**Exercise prompt**
In the records below, work out how many lines hold the word "mineral". Report the number alone.

**Material provided**
((

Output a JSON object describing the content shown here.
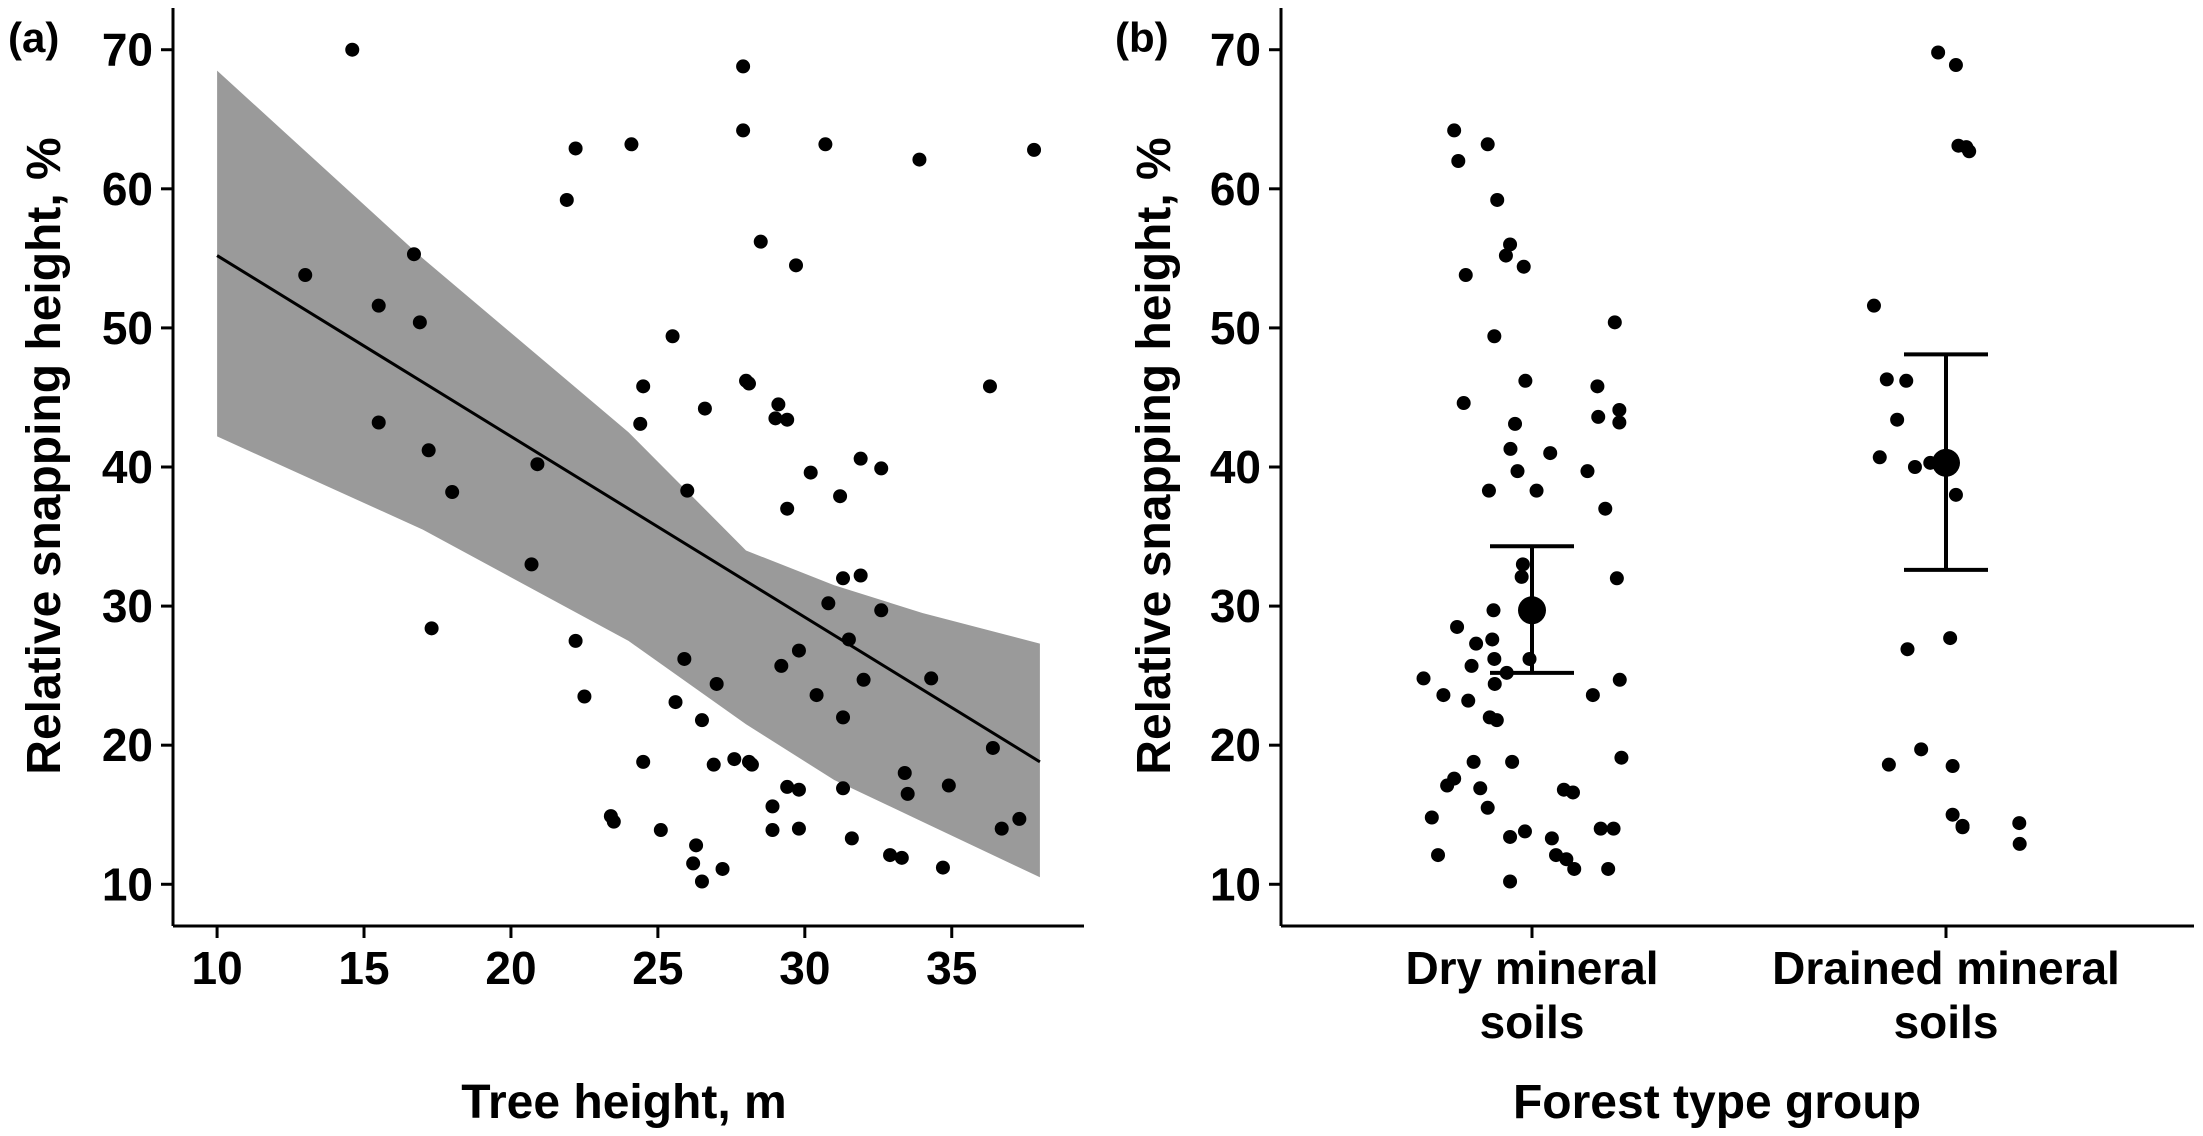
{
  "chart_data": [
    {
      "type": "scatter",
      "panel_label": "(a)",
      "xlabel": "Tree height, m",
      "ylabel": "Relative snapping height, %",
      "xlim": [
        8.5,
        39.5
      ],
      "ylim": [
        7,
        73
      ],
      "xticks": [
        10,
        15,
        20,
        25,
        30,
        35
      ],
      "yticks": [
        10,
        20,
        30,
        40,
        50,
        60,
        70
      ],
      "regression": {
        "x": [
          10,
          38
        ],
        "y": [
          55.2,
          18.8
        ],
        "ci_x": [
          10,
          17,
          24,
          28,
          31,
          34,
          38
        ],
        "ci_low": [
          42.2,
          35.5,
          27.5,
          21.5,
          17.5,
          14.5,
          10.5
        ],
        "ci_high": [
          68.5,
          55,
          42.5,
          34,
          31.5,
          29.5,
          27.3
        ]
      },
      "points": [
        [
          13.0,
          53.8
        ],
        [
          14.6,
          70.0
        ],
        [
          15.5,
          51.6
        ],
        [
          15.5,
          43.2
        ],
        [
          16.7,
          55.3
        ],
        [
          16.9,
          50.4
        ],
        [
          17.2,
          41.2
        ],
        [
          17.3,
          28.4
        ],
        [
          18.0,
          38.2
        ],
        [
          20.7,
          33.0
        ],
        [
          20.9,
          40.2
        ],
        [
          21.9,
          59.2
        ],
        [
          22.2,
          62.9
        ],
        [
          22.2,
          27.5
        ],
        [
          22.5,
          23.5
        ],
        [
          23.4,
          14.9
        ],
        [
          23.5,
          14.5
        ],
        [
          24.1,
          63.2
        ],
        [
          24.4,
          43.1
        ],
        [
          24.5,
          45.8
        ],
        [
          24.5,
          18.8
        ],
        [
          25.1,
          13.9
        ],
        [
          25.5,
          49.4
        ],
        [
          25.6,
          23.1
        ],
        [
          25.9,
          26.2
        ],
        [
          26.0,
          38.3
        ],
        [
          26.2,
          11.5
        ],
        [
          26.3,
          12.8
        ],
        [
          26.5,
          10.2
        ],
        [
          26.5,
          21.8
        ],
        [
          26.6,
          44.2
        ],
        [
          26.9,
          18.6
        ],
        [
          27.0,
          24.4
        ],
        [
          27.2,
          11.1
        ],
        [
          27.6,
          19.0
        ],
        [
          27.9,
          68.8
        ],
        [
          27.9,
          64.2
        ],
        [
          28.0,
          46.2
        ],
        [
          28.1,
          46.0
        ],
        [
          28.1,
          18.8
        ],
        [
          28.2,
          18.6
        ],
        [
          28.5,
          56.2
        ],
        [
          28.9,
          15.6
        ],
        [
          28.9,
          13.9
        ],
        [
          29.0,
          43.5
        ],
        [
          29.1,
          44.5
        ],
        [
          29.2,
          25.7
        ],
        [
          29.4,
          43.4
        ],
        [
          29.4,
          37.0
        ],
        [
          29.4,
          17.0
        ],
        [
          29.7,
          54.5
        ],
        [
          29.8,
          26.8
        ],
        [
          29.8,
          16.8
        ],
        [
          29.8,
          14.0
        ],
        [
          30.2,
          39.6
        ],
        [
          30.4,
          23.6
        ],
        [
          30.7,
          63.2
        ],
        [
          30.8,
          30.2
        ],
        [
          31.2,
          37.9
        ],
        [
          31.3,
          32.0
        ],
        [
          31.3,
          22.0
        ],
        [
          31.3,
          16.9
        ],
        [
          31.5,
          27.6
        ],
        [
          31.6,
          13.3
        ],
        [
          31.9,
          32.2
        ],
        [
          31.9,
          40.6
        ],
        [
          32.0,
          24.7
        ],
        [
          32.6,
          39.9
        ],
        [
          32.6,
          29.7
        ],
        [
          32.9,
          12.1
        ],
        [
          33.3,
          11.9
        ],
        [
          33.4,
          18.0
        ],
        [
          33.5,
          16.5
        ],
        [
          33.9,
          62.1
        ],
        [
          34.3,
          24.8
        ],
        [
          34.7,
          11.2
        ],
        [
          34.9,
          17.1
        ],
        [
          36.3,
          45.8
        ],
        [
          36.4,
          19.8
        ],
        [
          36.7,
          14.0
        ],
        [
          37.3,
          14.7
        ],
        [
          37.8,
          62.8
        ]
      ]
    },
    {
      "type": "scatter",
      "panel_label": "(b)",
      "xlabel": "Forest type group",
      "ylabel": "Relative snapping height, %",
      "ylim": [
        7,
        73
      ],
      "yticks": [
        10,
        20,
        30,
        40,
        50,
        60,
        70
      ],
      "categories": [
        "Dry mineral\nsoils",
        "Drained mineral\nsoils"
      ],
      "category_lines": [
        [
          "Dry mineral",
          "soils"
        ],
        [
          "Drained mineral",
          "soils"
        ]
      ],
      "means": [
        {
          "category": 0,
          "mean": 29.7,
          "lower": 25.2,
          "upper": 34.3
        },
        {
          "category": 1,
          "mean": 40.3,
          "lower": 32.6,
          "upper": 48.1
        }
      ],
      "points": [
        [
          -0.188,
          64.2
        ],
        [
          -0.178,
          62.0
        ],
        [
          -0.107,
          63.2
        ],
        [
          -0.084,
          59.2
        ],
        [
          -0.063,
          55.2
        ],
        [
          -0.053,
          56.0
        ],
        [
          -0.02,
          54.4
        ],
        [
          -0.16,
          53.8
        ],
        [
          0.2,
          50.4
        ],
        [
          -0.091,
          49.4
        ],
        [
          0.211,
          44.1
        ],
        [
          0.158,
          45.8
        ],
        [
          -0.165,
          44.6
        ],
        [
          -0.016,
          46.2
        ],
        [
          0.211,
          43.2
        ],
        [
          0.16,
          43.6
        ],
        [
          -0.041,
          43.1
        ],
        [
          -0.052,
          41.3
        ],
        [
          0.044,
          41.0
        ],
        [
          -0.035,
          39.7
        ],
        [
          0.134,
          39.7
        ],
        [
          -0.104,
          38.3
        ],
        [
          0.011,
          38.3
        ],
        [
          0.177,
          37.0
        ],
        [
          -0.022,
          33.0
        ],
        [
          -0.025,
          32.1
        ],
        [
          0.205,
          32.0
        ],
        [
          -0.093,
          29.7
        ],
        [
          -0.181,
          28.5
        ],
        [
          -0.096,
          27.6
        ],
        [
          -0.135,
          27.3
        ],
        [
          -0.091,
          26.2
        ],
        [
          -0.006,
          26.2
        ],
        [
          -0.146,
          25.7
        ],
        [
          -0.061,
          25.2
        ],
        [
          -0.262,
          24.8
        ],
        [
          0.212,
          24.7
        ],
        [
          -0.09,
          24.4
        ],
        [
          -0.214,
          23.6
        ],
        [
          -0.154,
          23.2
        ],
        [
          0.147,
          23.6
        ],
        [
          -0.102,
          22.0
        ],
        [
          -0.085,
          21.8
        ],
        [
          0.216,
          19.1
        ],
        [
          -0.141,
          18.8
        ],
        [
          -0.048,
          18.8
        ],
        [
          -0.188,
          17.6
        ],
        [
          -0.205,
          17.1
        ],
        [
          -0.125,
          16.9
        ],
        [
          0.077,
          16.8
        ],
        [
          0.099,
          16.6
        ],
        [
          -0.107,
          15.5
        ],
        [
          0.166,
          14.0
        ],
        [
          0.197,
          14.0
        ],
        [
          -0.242,
          14.8
        ],
        [
          -0.017,
          13.8
        ],
        [
          -0.053,
          13.4
        ],
        [
          0.048,
          13.3
        ],
        [
          0.058,
          12.1
        ],
        [
          0.083,
          11.8
        ],
        [
          -0.227,
          12.1
        ],
        [
          0.184,
          11.1
        ],
        [
          0.102,
          11.1
        ],
        [
          -0.053,
          10.2
        ],
        [
          0.826,
          51.6
        ],
        [
          0.857,
          46.3
        ],
        [
          0.904,
          46.2
        ],
        [
          0.882,
          43.4
        ],
        [
          0.925,
          40.0
        ],
        [
          0.84,
          40.7
        ],
        [
          0.962,
          40.3
        ],
        [
          1.024,
          38.0
        ],
        [
          0.981,
          69.8
        ],
        [
          1.024,
          68.9
        ],
        [
          1.03,
          63.1
        ],
        [
          1.056,
          62.7
        ],
        [
          1.049,
          63.0
        ],
        [
          0.862,
          18.6
        ],
        [
          0.94,
          19.7
        ],
        [
          1.01,
          27.7
        ],
        [
          1.016,
          18.5
        ],
        [
          0.907,
          26.9
        ],
        [
          1.016,
          15.0
        ],
        [
          1.04,
          14.2
        ],
        [
          1.04,
          14.1
        ],
        [
          1.177,
          14.4
        ],
        [
          1.178,
          12.9
        ]
      ]
    }
  ]
}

))

**Exercise result**
4